| Records that describe figures |

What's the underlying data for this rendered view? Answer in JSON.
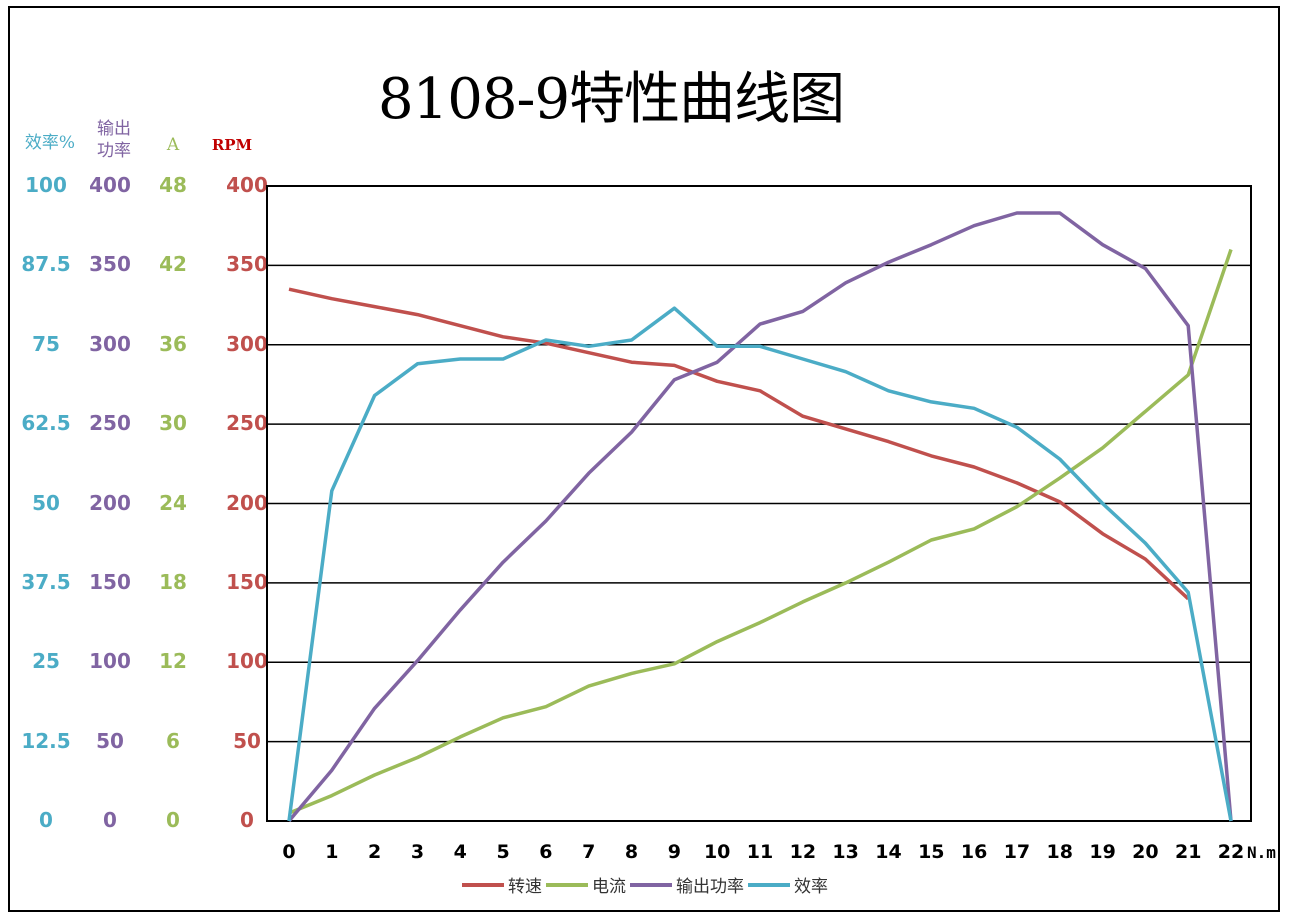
{
  "chart_data": {
    "type": "line",
    "title": "8108-9特性曲线图",
    "x": [
      0,
      1,
      2,
      3,
      4,
      5,
      6,
      7,
      8,
      9,
      10,
      11,
      12,
      13,
      14,
      15,
      16,
      17,
      18,
      19,
      20,
      21,
      22
    ],
    "x_tick_labels": [
      "0",
      "1",
      "2",
      "3",
      "4",
      "5",
      "6",
      "7",
      "8",
      "9",
      "10",
      "11",
      "12",
      "13",
      "14",
      "15",
      "16",
      "17",
      "18",
      "19",
      "20",
      "21",
      "22"
    ],
    "x_unit": "N.m",
    "axes": [
      {
        "id": "eff",
        "label": "效率%",
        "color": "#4BACC6",
        "ylim": [
          0,
          100
        ],
        "ticks": [
          "100",
          "87.5",
          "75",
          "62.5",
          "50",
          "37.5",
          "25",
          "12.5",
          "0"
        ]
      },
      {
        "id": "power",
        "label_line1": "输出",
        "label_line2": "功率",
        "color": "#8064A2",
        "ylim": [
          0,
          400
        ],
        "ticks": [
          "400",
          "350",
          "300",
          "250",
          "200",
          "150",
          "100",
          "50",
          "0"
        ]
      },
      {
        "id": "current",
        "label": "A",
        "color": "#9BBB59",
        "ylim": [
          0,
          48
        ],
        "ticks": [
          "48",
          "42",
          "36",
          "30",
          "24",
          "18",
          "12",
          "6",
          "0"
        ]
      },
      {
        "id": "rpm",
        "label": "RPM",
        "color": "#C0504D",
        "ylim": [
          0,
          400
        ],
        "ticks": [
          "400",
          "350",
          "300",
          "250",
          "200",
          "150",
          "100",
          "50",
          "0"
        ]
      }
    ],
    "grid": true,
    "legend_position": "bottom",
    "series": [
      {
        "name": "转速",
        "axis": "rpm",
        "color": "#C0504D",
        "values": [
          335,
          329,
          324,
          319,
          312,
          305,
          301,
          295,
          289,
          287,
          277,
          271,
          255,
          247,
          239,
          230,
          223,
          213,
          201,
          181,
          165,
          140,
          null
        ]
      },
      {
        "name": "电流",
        "axis": "rpm",
        "color": "#9BBB59",
        "values": [
          5,
          16,
          29,
          40,
          53,
          65,
          72,
          85,
          93,
          99,
          113,
          125,
          138,
          150,
          163,
          177,
          184,
          198,
          216,
          235,
          258,
          281,
          360
        ]
      },
      {
        "name": "输出功率",
        "axis": "rpm",
        "color": "#8064A2",
        "values": [
          0,
          32,
          71,
          101,
          133,
          163,
          189,
          219,
          245,
          278,
          289,
          313,
          321,
          339,
          352,
          363,
          375,
          383,
          383,
          363,
          348,
          312,
          0
        ]
      },
      {
        "name": "效率",
        "axis": "rpm",
        "color": "#4BACC6",
        "values": [
          0,
          208,
          268,
          288,
          291,
          291,
          303,
          299,
          303,
          323,
          299,
          299,
          291,
          283,
          271,
          264,
          260,
          248,
          228,
          200,
          175,
          144,
          0
        ]
      }
    ]
  }
}
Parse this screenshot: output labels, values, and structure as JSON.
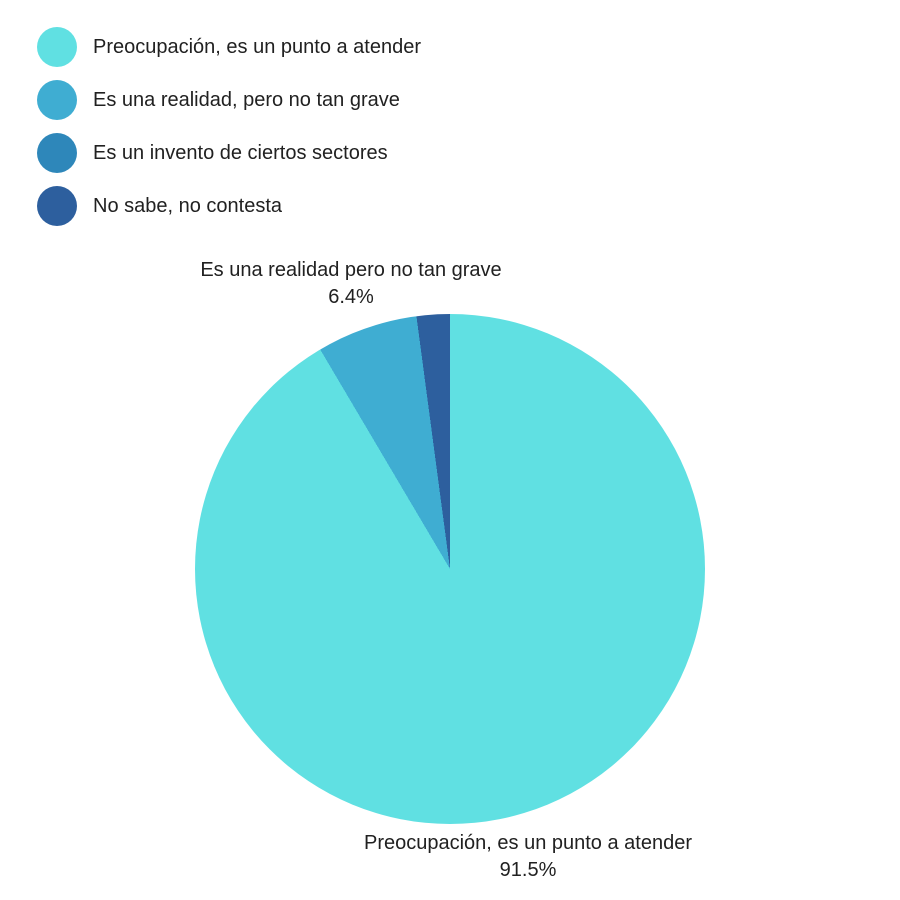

| Written exercise |
Where a line in the material contains "this", copy that line.

| Task result |
What's the underlying data for this rendered view? Answer in JSON.
Parse this screenshot: output labels, values, and structure as JSON.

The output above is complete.